__EXERCISE__
Write out every entry exactly as given, but omit the pictures.
** begin DATA PROVIDED **
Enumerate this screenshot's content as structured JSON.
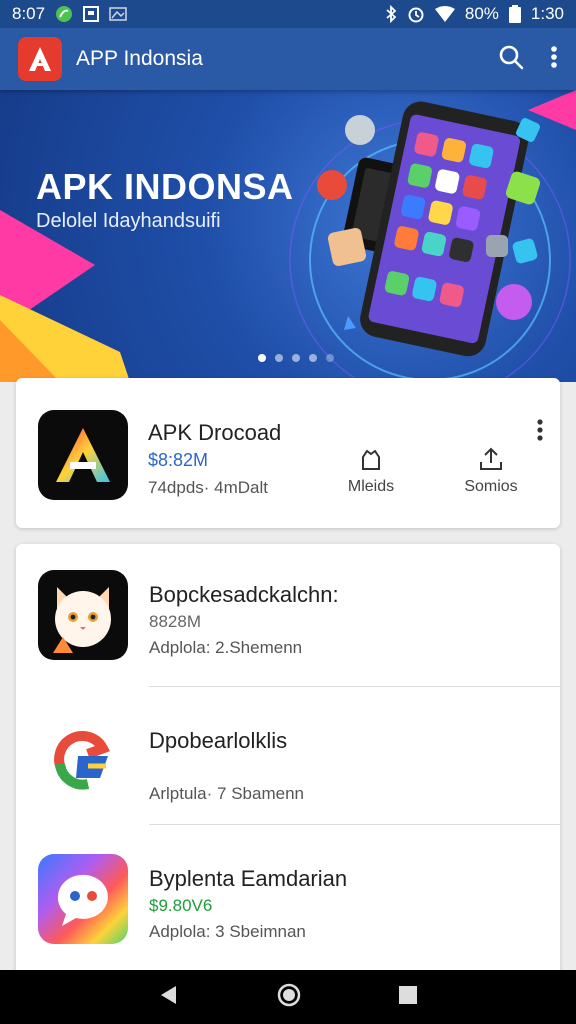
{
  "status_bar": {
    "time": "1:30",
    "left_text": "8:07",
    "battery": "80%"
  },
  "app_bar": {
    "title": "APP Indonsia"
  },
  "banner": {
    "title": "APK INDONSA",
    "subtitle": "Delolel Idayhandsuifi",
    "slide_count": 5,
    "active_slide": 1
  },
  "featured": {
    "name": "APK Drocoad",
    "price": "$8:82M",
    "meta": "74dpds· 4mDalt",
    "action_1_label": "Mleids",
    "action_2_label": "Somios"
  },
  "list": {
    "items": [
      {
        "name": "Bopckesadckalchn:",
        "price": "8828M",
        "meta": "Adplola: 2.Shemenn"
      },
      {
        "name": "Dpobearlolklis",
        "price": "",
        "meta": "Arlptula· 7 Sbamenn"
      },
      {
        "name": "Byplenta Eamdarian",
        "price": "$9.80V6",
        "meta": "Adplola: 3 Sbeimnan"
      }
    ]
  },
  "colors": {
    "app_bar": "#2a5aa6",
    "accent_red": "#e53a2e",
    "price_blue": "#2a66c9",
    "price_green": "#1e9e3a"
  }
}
** end DATA PROVIDED **
__WRITTEN SOLUTION__
Enumerate this screenshot's content as structured JSON.
{
  "status_bar": {
    "time": "1:30",
    "left_text": "8:07",
    "battery": "80%"
  },
  "app_bar": {
    "title": "APP Indonsia"
  },
  "banner": {
    "title": "APK INDONSA",
    "subtitle": "Delolel Idayhandsuifi",
    "slide_count": 5,
    "active_slide": 1
  },
  "featured": {
    "name": "APK Drocoad",
    "price": "$8:82M",
    "meta": "74dpds· 4mDalt",
    "action_1_label": "Mleids",
    "action_2_label": "Somios"
  },
  "list": {
    "items": [
      {
        "name": "Bopckesadckalchn:",
        "price": "8828M",
        "meta": "Adplola: 2.Shemenn"
      },
      {
        "name": "Dpobearlolklis",
        "price": "",
        "meta": "Arlptula· 7 Sbamenn"
      },
      {
        "name": "Byplenta Eamdarian",
        "price": "$9.80V6",
        "meta": "Adplola: 3 Sbeimnan"
      }
    ]
  },
  "colors": {
    "app_bar": "#2a5aa6",
    "accent_red": "#e53a2e",
    "price_blue": "#2a66c9",
    "price_green": "#1e9e3a"
  }
}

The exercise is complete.